___ RECORD LIST

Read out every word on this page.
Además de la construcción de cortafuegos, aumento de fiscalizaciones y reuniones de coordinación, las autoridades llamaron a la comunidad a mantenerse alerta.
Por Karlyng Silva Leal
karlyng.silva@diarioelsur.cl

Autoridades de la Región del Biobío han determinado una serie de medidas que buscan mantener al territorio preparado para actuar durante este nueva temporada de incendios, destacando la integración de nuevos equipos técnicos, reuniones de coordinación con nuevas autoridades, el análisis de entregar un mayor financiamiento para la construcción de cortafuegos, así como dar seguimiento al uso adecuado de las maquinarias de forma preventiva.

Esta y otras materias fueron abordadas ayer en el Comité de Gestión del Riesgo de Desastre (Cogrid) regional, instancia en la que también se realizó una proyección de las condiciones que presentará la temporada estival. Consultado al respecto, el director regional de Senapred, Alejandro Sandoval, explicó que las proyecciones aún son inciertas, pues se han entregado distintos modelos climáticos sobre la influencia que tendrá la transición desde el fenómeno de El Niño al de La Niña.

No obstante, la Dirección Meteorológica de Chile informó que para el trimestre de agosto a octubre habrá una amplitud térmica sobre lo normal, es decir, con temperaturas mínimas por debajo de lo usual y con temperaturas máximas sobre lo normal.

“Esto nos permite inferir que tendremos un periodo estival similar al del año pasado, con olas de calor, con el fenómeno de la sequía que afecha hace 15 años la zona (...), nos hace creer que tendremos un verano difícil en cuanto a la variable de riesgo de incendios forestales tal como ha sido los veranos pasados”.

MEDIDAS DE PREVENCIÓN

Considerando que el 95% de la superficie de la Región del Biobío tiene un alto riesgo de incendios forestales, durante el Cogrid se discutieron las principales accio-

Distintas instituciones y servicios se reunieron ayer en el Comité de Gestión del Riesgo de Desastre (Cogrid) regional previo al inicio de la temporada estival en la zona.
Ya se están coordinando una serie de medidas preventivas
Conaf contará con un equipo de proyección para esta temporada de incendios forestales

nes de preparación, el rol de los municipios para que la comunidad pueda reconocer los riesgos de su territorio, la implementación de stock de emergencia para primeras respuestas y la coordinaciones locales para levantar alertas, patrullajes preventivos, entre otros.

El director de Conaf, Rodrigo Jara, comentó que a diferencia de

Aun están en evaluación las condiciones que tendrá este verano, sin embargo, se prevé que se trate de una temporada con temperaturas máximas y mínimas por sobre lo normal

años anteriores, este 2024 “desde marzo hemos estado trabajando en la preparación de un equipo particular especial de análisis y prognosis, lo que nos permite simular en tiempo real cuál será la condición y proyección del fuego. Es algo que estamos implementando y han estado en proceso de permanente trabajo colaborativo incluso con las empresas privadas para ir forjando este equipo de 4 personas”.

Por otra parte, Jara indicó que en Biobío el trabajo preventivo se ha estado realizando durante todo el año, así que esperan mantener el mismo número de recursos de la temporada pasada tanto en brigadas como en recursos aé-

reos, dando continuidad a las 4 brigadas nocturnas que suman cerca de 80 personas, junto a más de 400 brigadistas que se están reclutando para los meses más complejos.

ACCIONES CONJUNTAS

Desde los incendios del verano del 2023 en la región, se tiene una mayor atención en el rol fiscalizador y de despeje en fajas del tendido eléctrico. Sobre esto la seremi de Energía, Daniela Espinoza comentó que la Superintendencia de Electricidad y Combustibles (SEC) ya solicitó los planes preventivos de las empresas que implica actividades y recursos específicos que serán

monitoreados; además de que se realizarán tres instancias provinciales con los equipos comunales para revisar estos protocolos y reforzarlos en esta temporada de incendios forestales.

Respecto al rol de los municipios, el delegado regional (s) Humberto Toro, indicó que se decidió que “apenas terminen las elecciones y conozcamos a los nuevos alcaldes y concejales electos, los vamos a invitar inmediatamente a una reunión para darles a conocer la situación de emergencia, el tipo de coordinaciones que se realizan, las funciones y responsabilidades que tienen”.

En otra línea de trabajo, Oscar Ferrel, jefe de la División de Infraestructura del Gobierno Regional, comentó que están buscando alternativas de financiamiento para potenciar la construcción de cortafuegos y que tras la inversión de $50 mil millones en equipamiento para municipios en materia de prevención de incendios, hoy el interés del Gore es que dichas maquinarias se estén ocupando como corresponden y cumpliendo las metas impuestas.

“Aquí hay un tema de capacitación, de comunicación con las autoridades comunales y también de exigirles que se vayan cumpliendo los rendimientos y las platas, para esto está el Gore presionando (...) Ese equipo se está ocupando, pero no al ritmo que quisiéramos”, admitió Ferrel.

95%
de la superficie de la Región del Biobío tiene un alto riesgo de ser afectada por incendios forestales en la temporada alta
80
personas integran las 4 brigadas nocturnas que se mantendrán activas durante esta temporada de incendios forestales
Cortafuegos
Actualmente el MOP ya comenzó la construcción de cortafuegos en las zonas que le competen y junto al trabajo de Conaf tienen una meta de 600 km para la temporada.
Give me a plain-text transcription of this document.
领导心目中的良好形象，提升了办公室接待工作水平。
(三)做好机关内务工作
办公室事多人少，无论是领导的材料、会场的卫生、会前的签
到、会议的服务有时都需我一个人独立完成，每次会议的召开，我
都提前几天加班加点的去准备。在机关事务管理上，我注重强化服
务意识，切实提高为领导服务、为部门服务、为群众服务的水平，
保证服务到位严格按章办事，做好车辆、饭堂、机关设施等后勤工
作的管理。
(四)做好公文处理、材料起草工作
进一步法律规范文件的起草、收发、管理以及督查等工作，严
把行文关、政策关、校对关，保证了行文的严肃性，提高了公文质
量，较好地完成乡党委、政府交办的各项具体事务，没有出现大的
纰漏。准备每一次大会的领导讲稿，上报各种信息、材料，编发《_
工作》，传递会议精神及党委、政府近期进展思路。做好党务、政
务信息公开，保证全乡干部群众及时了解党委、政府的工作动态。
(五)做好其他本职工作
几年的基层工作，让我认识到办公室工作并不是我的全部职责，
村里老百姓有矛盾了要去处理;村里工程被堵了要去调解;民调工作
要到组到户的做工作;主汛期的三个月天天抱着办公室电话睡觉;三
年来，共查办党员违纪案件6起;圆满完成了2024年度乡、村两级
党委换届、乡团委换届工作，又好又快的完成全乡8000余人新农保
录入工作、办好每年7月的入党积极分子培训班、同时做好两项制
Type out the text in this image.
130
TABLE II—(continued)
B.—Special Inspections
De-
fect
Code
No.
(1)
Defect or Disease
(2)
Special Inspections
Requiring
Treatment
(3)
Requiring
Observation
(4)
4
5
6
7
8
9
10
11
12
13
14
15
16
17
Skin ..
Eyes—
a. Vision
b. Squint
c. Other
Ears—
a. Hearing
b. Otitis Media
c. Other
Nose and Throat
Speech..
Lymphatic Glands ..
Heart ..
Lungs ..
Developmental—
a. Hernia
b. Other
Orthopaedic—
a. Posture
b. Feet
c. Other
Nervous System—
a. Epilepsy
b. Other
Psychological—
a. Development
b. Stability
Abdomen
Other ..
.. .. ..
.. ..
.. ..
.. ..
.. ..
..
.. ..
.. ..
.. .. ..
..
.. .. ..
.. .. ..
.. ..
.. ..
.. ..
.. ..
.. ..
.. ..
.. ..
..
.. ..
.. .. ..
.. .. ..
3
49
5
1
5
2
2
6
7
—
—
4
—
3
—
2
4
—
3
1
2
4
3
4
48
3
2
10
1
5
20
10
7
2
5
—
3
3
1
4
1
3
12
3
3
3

______

- WHAT NEEDS TO BE DONE -
Only the count is wanted: report how many lines of the material above hold the word "normal".

- EXPECTED ANSWER -
2